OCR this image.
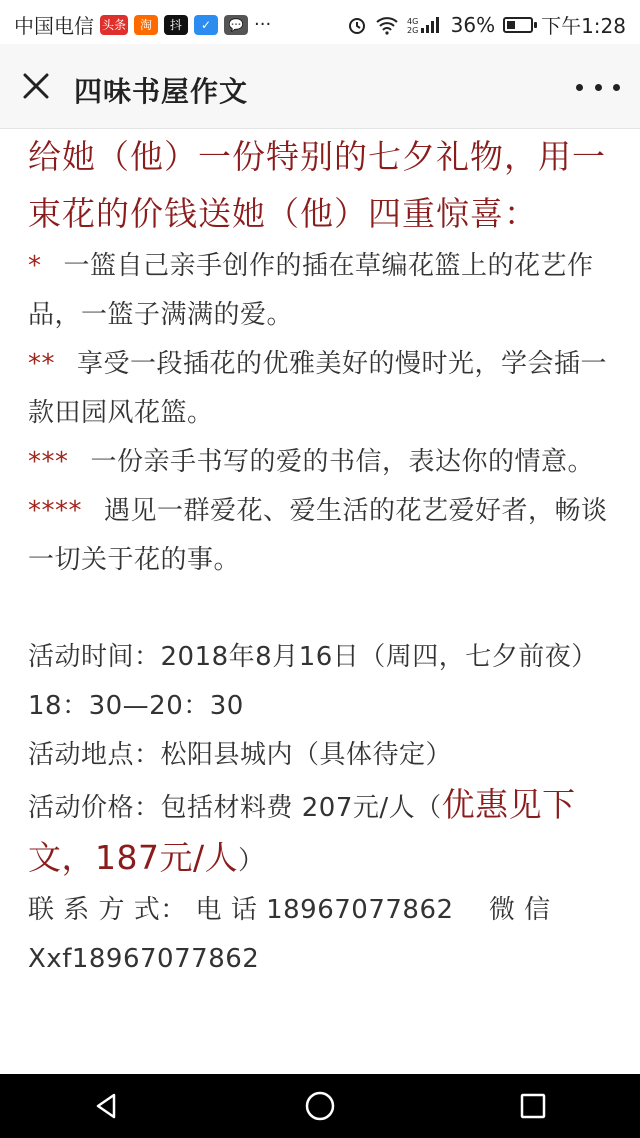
中国电信 头条	淘	抖	✓	💬 ···	4G
2G 36% 下午1:28
四味书屋作文

给她（他）一份特别的七夕礼物，用一束花的价钱送她（他）四重惊喜：

* 一篮自己亲手创作的插在草编花篮上的花艺作品，一篮子满满的爱。

** 享受一段插花的优雅美好的慢时光，学会插一款田园风花篮。

*** 一份亲手书写的爱的书信，表达你的情意。

**** 遇见一群爱花、爱生活的花艺爱好者，畅谈一切关于花的事。

活动时间：2018年8月16日（周四，七夕前夜） 18：30—20：30

活动地点：松阳县城内（具体待定）

活动价格：包括材料费 207元/人（优惠见下文，187元/人）

联 系 方 式： 电 话 18967077862　 微 信 Xxf18967077862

══════

What to do: Pictures in the records above are not copied; print everything else exactly.

Exercise answer:
OCR this image.
中国电信 头条	淘	抖	✓	💬 ···	4G
2G 36% 下午1:28
四味书屋作文

给她（他）一份特别的七夕礼物，用一束花的价钱送她（他）四重惊喜：

* 一篮自己亲手创作的插在草编花篮上的花艺作品，一篮子满满的爱。

** 享受一段插花的优雅美好的慢时光，学会插一款田园风花篮。

*** 一份亲手书写的爱的书信，表达你的情意。

**** 遇见一群爱花、爱生活的花艺爱好者，畅谈一切关于花的事。

活动时间：2018年8月16日（周四，七夕前夜） 18：30—20：30

活动地点：松阳县城内（具体待定）

活动价格：包括材料费 207元/人（优惠见下文，187元/人）

联 系 方 式： 电 话 18967077862　 微 信 Xxf18967077862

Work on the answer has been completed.